Given passage.
————————
With a continuous laser seeker on the missile following the designation applied, the missile could easily target moving vehicles whilst being harder to intercept or counter (by engaging the launcher).
Improvements in ballistics through the 1980s improved the Hellfire design and the weapon has a maximum effective range quoted as being up to 8 km, with longer ranges being achieved with a reduction in accuracy due mainly to attenuation of the laser beam. Data from the US Department of Defense (D.O.D.), however, provides a maximum direct fire range of 7 km, with indirect fire out to 8 km and a minimum engagement range of 500 m.
The Hellfire missile was first used in anger during the invasion of Panama in December 1989, with 7 missiles being fired, all of which hit their targets.
Ground Launched Hellfire – Light (GLH-L)
By 1991, the success of the Hellfire was readily apparent, as was the potential it offered to the user. With improved anti-armor capabilities, the Army sought to install Hellfire missiles onto ground vehicles for use, ostensibly by the 9th Infantry Division to complete a concept first considered for the unit back in February 1987. This was a light infantry division and had a specific need for improved anti-armor firepower. In order to achieve this need, the HMMWV was selected to be the mount for these missiles. With a maximum effective range of 7 km, the Hellfire in the ground role extended the anti-armor capacity of the division, especially when it had the ability to be guided onto target remotely by a forward-deployed laser designator known as the Combat Observing Lasing Team (COLT) using a device like the G/VLLD or MULE laser designators. Some US$2 million (US$4.7 million in 2020 values) were allocated by the US Congress within the defence budget for development of this project, with the somewhat ambitious plan to have 36 systems deployed by the 9th Infantry Division within 22 months at an additional cost of $22 million for development and $10.6 million for procurement for a total concept to deliver cost of US$34.6 million (US$82.7 million in 2020 values).
————————
Pick up the Hellfire missile text after its last sentence and continue writing it.

Entries.
————————
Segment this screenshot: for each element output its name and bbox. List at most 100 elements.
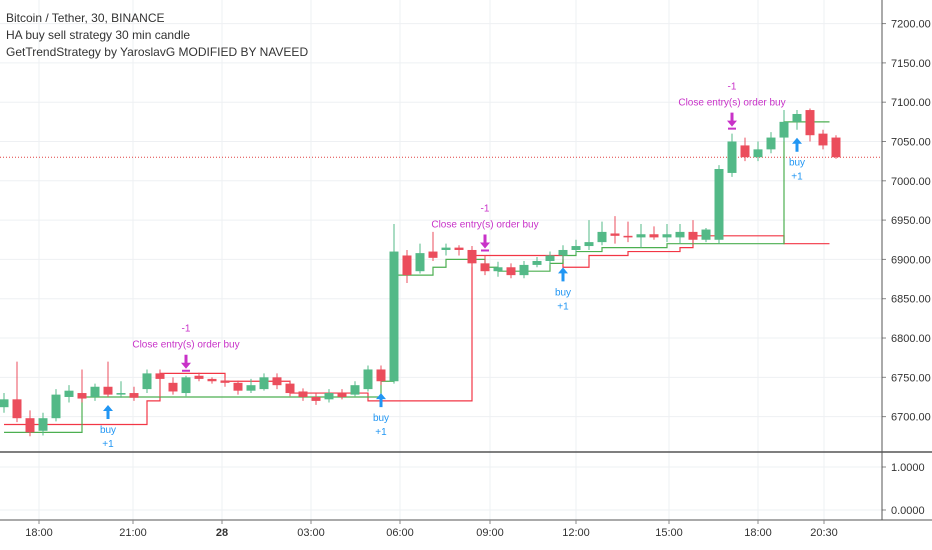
————————
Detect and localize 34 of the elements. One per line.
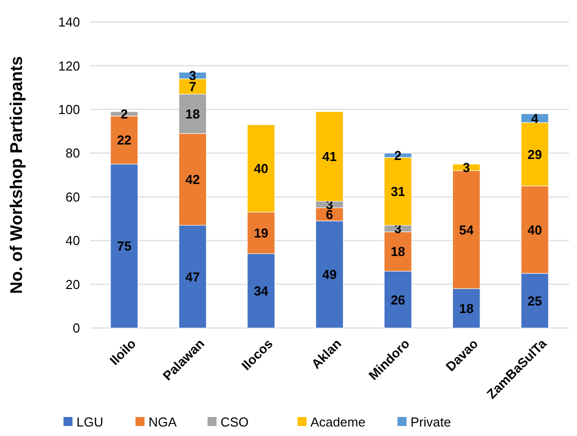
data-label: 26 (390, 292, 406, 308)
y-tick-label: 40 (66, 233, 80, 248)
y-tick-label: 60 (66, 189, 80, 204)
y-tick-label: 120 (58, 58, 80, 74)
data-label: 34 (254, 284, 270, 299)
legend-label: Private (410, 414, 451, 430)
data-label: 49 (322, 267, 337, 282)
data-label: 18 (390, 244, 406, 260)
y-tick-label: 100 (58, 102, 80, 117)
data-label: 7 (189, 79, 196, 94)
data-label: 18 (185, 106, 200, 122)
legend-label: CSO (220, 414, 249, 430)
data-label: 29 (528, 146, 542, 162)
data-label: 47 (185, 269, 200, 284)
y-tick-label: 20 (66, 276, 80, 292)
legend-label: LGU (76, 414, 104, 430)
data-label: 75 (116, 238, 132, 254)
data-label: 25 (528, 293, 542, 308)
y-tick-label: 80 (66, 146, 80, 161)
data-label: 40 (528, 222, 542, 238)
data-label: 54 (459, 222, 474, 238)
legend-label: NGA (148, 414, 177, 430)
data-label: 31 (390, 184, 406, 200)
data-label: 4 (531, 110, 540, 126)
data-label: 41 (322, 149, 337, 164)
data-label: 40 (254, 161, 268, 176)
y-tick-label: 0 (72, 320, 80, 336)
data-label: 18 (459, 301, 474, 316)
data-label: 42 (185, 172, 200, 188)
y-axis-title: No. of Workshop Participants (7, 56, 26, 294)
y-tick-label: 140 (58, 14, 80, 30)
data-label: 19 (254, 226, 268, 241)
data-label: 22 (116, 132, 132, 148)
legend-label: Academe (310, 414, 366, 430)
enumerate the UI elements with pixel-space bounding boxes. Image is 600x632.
————————
Answer for the task.
Development took place on an ‘off-the-shelf’ basis, meaning it used existing hardware and software rather than redesigning a system from scratch. In this case, the system selected as the donor was the hardware from the Swedish shore defence missile program. Funding for the project also came from Sweden, with five vehicles made for trials. Sweden had already been involved in Hellfire since at least 1984, expressing an interest in the system to fill the role of a coastal defence missile. They had already done significant work and were likely trying to sell back some of the technology they had developed for the system, followed by an agreement for deliveries between the two countries in April 1987.
This was a light system for a light mobile force and was operated as the ‘Ground Launched Hellfire – Light’ (GLH-L) program, as a sub-part of a wider GLH program for both light and heavy vehicles.
The mounts for the GLH-L took the form of the standard cargo-bodied HMMWV vehicle M998. Development was due for completion by 1991 and 5 such vehicles were modified.
The M998 High Mobility Multipurpose Wheeled Vehicle (HMMWV) was the US Army’s replacement vehicle for the M151 Jeep, entering service in the early 1980s. The vehicle was to fulfill a variety of general and light utility roles but also as a platform to carry unit level equipment. One of those roles was to carry a TOW missile launcher on top and, with that mounting, the vehicle was either the M966, M1036, M1045, or M1046, depending on whether the vehicle had supplemental armor and/or a winch or not.
At over 2.3 tonnes, 4.5 metres long and over 2.1 metres wide, the M998 is roughly the length of a family saloon car but substantially wider and nearly twice the weight. Powered by a 6.2 litre diesel engine, the M998, in its Cargo Configuration, as converted to mount the GLH-L, was capable of up to 100 km/h on a good road.
The vehicles built were sent for testing by TRADOC (US Army Training, Doctrine, and Command) and, with firing trials set to take place at the field laboratory of the Test and Experimentation Command (TEXCOM) at Fort Hunter-Liggett in California in June 1991. However, no orders were even expected for the system. Nonetheless, the firing trials were successful and firing blind over the crest of a hill at a static tank target 3.5 km away saw a missile hit.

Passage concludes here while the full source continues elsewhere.